Return the listing below in full, with every line exactly as it is.

───── TASK DATA

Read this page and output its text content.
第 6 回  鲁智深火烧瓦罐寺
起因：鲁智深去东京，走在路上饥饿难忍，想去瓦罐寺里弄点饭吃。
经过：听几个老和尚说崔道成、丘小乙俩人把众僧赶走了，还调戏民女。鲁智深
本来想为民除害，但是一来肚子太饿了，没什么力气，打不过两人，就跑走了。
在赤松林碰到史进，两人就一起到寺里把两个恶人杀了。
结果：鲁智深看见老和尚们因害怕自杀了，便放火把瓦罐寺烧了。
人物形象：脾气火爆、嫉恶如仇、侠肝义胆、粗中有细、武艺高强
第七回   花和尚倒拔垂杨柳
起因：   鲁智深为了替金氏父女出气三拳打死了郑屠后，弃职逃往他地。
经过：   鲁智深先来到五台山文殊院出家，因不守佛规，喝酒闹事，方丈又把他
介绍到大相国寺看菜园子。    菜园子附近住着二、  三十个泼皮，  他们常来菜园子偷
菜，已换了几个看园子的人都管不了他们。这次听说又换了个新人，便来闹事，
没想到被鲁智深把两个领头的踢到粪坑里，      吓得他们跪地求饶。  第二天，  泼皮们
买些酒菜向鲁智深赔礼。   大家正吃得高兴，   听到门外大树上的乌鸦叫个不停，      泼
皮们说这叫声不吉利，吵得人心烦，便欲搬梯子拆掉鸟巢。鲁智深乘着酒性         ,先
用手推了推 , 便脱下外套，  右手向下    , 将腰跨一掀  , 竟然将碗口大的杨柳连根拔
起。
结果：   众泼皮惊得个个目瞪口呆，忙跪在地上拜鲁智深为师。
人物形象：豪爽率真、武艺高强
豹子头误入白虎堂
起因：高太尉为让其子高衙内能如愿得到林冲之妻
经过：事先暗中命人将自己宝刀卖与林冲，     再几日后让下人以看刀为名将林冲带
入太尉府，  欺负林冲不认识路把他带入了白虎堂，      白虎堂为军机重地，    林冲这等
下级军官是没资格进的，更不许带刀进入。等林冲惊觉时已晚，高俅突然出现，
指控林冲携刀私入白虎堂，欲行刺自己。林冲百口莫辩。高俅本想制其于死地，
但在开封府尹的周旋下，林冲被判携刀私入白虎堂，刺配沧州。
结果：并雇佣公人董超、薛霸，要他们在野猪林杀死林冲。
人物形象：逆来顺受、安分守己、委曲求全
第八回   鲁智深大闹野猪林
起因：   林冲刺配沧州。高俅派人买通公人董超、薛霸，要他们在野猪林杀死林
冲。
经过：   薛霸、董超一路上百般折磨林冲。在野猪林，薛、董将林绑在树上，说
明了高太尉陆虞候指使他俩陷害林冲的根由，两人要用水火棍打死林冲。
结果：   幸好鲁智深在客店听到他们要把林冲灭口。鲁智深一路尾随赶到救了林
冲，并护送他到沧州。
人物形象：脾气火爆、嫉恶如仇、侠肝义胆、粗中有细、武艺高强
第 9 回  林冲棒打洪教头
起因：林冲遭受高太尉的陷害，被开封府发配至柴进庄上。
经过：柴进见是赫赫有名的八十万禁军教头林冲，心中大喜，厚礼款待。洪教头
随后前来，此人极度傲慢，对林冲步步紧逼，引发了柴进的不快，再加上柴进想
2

──────────

RESULT:
Read this page and output its text content.
第 6 回  鲁智深火烧瓦罐寺
起因：鲁智深去东京，走在路上饥饿难忍，想去瓦罐寺里弄点饭吃。
经过：听几个老和尚说崔道成、丘小乙俩人把众僧赶走了，还调戏民女。鲁智深
本来想为民除害，但是一来肚子太饿了，没什么力气，打不过两人，就跑走了。
在赤松林碰到史进，两人就一起到寺里把两个恶人杀了。
结果：鲁智深看见老和尚们因害怕自杀了，便放火把瓦罐寺烧了。
人物形象：脾气火爆、嫉恶如仇、侠肝义胆、粗中有细、武艺高强
第七回   花和尚倒拔垂杨柳
起因：   鲁智深为了替金氏父女出气三拳打死了郑屠后，弃职逃往他地。
经过：   鲁智深先来到五台山文殊院出家，因不守佛规，喝酒闹事，方丈又把他
介绍到大相国寺看菜园子。    菜园子附近住着二、  三十个泼皮，  他们常来菜园子偷
菜，已换了几个看园子的人都管不了他们。这次听说又换了个新人，便来闹事，
没想到被鲁智深把两个领头的踢到粪坑里，      吓得他们跪地求饶。  第二天，  泼皮们
买些酒菜向鲁智深赔礼。   大家正吃得高兴，   听到门外大树上的乌鸦叫个不停，      泼
皮们说这叫声不吉利，吵得人心烦，便欲搬梯子拆掉鸟巢。鲁智深乘着酒性         ,先
用手推了推 , 便脱下外套，  右手向下    , 将腰跨一掀  , 竟然将碗口大的杨柳连根拔
起。
结果：   众泼皮惊得个个目瞪口呆，忙跪在地上拜鲁智深为师。
人物形象：豪爽率真、武艺高强
豹子头误入白虎堂
起因：高太尉为让其子高衙内能如愿得到林冲之妻
经过：事先暗中命人将自己宝刀卖与林冲，     再几日后让下人以看刀为名将林冲带
入太尉府，  欺负林冲不认识路把他带入了白虎堂，      白虎堂为军机重地，    林冲这等
下级军官是没资格进的，更不许带刀进入。等林冲惊觉时已晚，高俅突然出现，
指控林冲携刀私入白虎堂，欲行刺自己。林冲百口莫辩。高俅本想制其于死地，
但在开封府尹的周旋下，林冲被判携刀私入白虎堂，刺配沧州。
结果：并雇佣公人董超、薛霸，要他们在野猪林杀死林冲。
人物形象：逆来顺受、安分守己、委曲求全
第八回   鲁智深大闹野猪林
起因：   林冲刺配沧州。高俅派人买通公人董超、薛霸，要他们在野猪林杀死林
冲。
经过：   薛霸、董超一路上百般折磨林冲。在野猪林，薛、董将林绑在树上，说
明了高太尉陆虞候指使他俩陷害林冲的根由，两人要用水火棍打死林冲。
结果：   幸好鲁智深在客店听到他们要把林冲灭口。鲁智深一路尾随赶到救了林
冲，并护送他到沧州。
人物形象：脾气火爆、嫉恶如仇、侠肝义胆、粗中有细、武艺高强
第 9 回  林冲棒打洪教头
起因：林冲遭受高太尉的陷害，被开封府发配至柴进庄上。
经过：柴进见是赫赫有名的八十万禁军教头林冲，心中大喜，厚礼款待。洪教头
随后前来，此人极度傲慢，对林冲步步紧逼，引发了柴进的不快，再加上柴进想
2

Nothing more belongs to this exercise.